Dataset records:
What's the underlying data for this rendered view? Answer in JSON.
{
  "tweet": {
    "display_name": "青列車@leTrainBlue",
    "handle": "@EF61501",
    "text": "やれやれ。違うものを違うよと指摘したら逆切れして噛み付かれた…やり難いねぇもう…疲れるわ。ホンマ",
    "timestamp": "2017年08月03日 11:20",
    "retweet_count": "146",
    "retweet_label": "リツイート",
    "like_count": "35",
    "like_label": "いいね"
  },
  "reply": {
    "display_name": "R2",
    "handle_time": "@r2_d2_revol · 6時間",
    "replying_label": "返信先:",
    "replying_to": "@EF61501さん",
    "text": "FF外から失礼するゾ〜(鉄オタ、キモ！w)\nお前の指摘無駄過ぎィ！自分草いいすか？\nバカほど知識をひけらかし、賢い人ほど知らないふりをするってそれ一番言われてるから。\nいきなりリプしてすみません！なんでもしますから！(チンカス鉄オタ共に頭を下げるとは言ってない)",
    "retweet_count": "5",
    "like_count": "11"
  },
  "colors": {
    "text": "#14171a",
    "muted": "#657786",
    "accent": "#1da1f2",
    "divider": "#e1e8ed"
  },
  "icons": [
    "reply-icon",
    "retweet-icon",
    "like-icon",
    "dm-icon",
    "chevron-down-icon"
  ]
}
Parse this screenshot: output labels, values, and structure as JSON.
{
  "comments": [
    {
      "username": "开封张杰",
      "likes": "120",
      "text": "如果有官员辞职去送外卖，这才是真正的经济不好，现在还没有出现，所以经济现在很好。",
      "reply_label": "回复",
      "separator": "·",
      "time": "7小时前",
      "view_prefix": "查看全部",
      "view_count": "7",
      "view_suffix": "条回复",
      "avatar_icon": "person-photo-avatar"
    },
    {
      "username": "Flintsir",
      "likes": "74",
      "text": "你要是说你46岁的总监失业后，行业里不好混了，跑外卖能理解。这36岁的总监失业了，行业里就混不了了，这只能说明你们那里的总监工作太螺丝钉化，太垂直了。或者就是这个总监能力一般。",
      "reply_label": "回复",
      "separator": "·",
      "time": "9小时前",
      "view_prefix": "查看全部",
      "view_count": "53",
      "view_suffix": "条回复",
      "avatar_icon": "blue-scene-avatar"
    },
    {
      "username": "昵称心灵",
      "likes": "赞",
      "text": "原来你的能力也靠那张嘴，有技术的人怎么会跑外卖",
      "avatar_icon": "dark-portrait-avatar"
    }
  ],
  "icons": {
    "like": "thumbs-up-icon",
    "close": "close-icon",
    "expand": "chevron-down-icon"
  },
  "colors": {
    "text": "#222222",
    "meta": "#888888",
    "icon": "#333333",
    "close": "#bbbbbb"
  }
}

→ Task prompt: Quote the data above in full, changing nothing.

→ Answer to this problem:
What's the underlying data for this rendered view? Answer in JSON.
{
  "tweet": {
    "display_name": "青列車@leTrainBlue",
    "handle": "@EF61501",
    "text": "やれやれ。違うものを違うよと指摘したら逆切れして噛み付かれた…やり難いねぇもう…疲れるわ。ホンマ",
    "timestamp": "2017年08月03日 11:20",
    "retweet_count": "146",
    "retweet_label": "リツイート",
    "like_count": "35",
    "like_label": "いいね"
  },
  "reply": {
    "display_name": "R2",
    "handle_time": "@r2_d2_revol · 6時間",
    "replying_label": "返信先:",
    "replying_to": "@EF61501さん",
    "text": "FF外から失礼するゾ〜(鉄オタ、キモ！w)\nお前の指摘無駄過ぎィ！自分草いいすか？\nバカほど知識をひけらかし、賢い人ほど知らないふりをするってそれ一番言われてるから。\nいきなりリプしてすみません！なんでもしますから！(チンカス鉄オタ共に頭を下げるとは言ってない)",
    "retweet_count": "5",
    "like_count": "11"
  },
  "colors": {
    "text": "#14171a",
    "muted": "#657786",
    "accent": "#1da1f2",
    "divider": "#e1e8ed"
  },
  "icons": [
    "reply-icon",
    "retweet-icon",
    "like-icon",
    "dm-icon",
    "chevron-down-icon"
  ]
}
Parse this screenshot: output labels, values, and structure as JSON.
{
  "comments": [
    {
      "username": "开封张杰",
      "likes": "120",
      "text": "如果有官员辞职去送外卖，这才是真正的经济不好，现在还没有出现，所以经济现在很好。",
      "reply_label": "回复",
      "separator": "·",
      "time": "7小时前",
      "view_prefix": "查看全部",
      "view_count": "7",
      "view_suffix": "条回复",
      "avatar_icon": "person-photo-avatar"
    },
    {
      "username": "Flintsir",
      "likes": "74",
      "text": "你要是说你46岁的总监失业后，行业里不好混了，跑外卖能理解。这36岁的总监失业了，行业里就混不了了，这只能说明你们那里的总监工作太螺丝钉化，太垂直了。或者就是这个总监能力一般。",
      "reply_label": "回复",
      "separator": "·",
      "time": "9小时前",
      "view_prefix": "查看全部",
      "view_count": "53",
      "view_suffix": "条回复",
      "avatar_icon": "blue-scene-avatar"
    },
    {
      "username": "昵称心灵",
      "likes": "赞",
      "text": "原来你的能力也靠那张嘴，有技术的人怎么会跑外卖",
      "avatar_icon": "dark-portrait-avatar"
    }
  ],
  "icons": {
    "like": "thumbs-up-icon",
    "close": "close-icon",
    "expand": "chevron-down-icon"
  },
  "colors": {
    "text": "#222222",
    "meta": "#888888",
    "icon": "#333333",
    "close": "#bbbbbb"
  }
}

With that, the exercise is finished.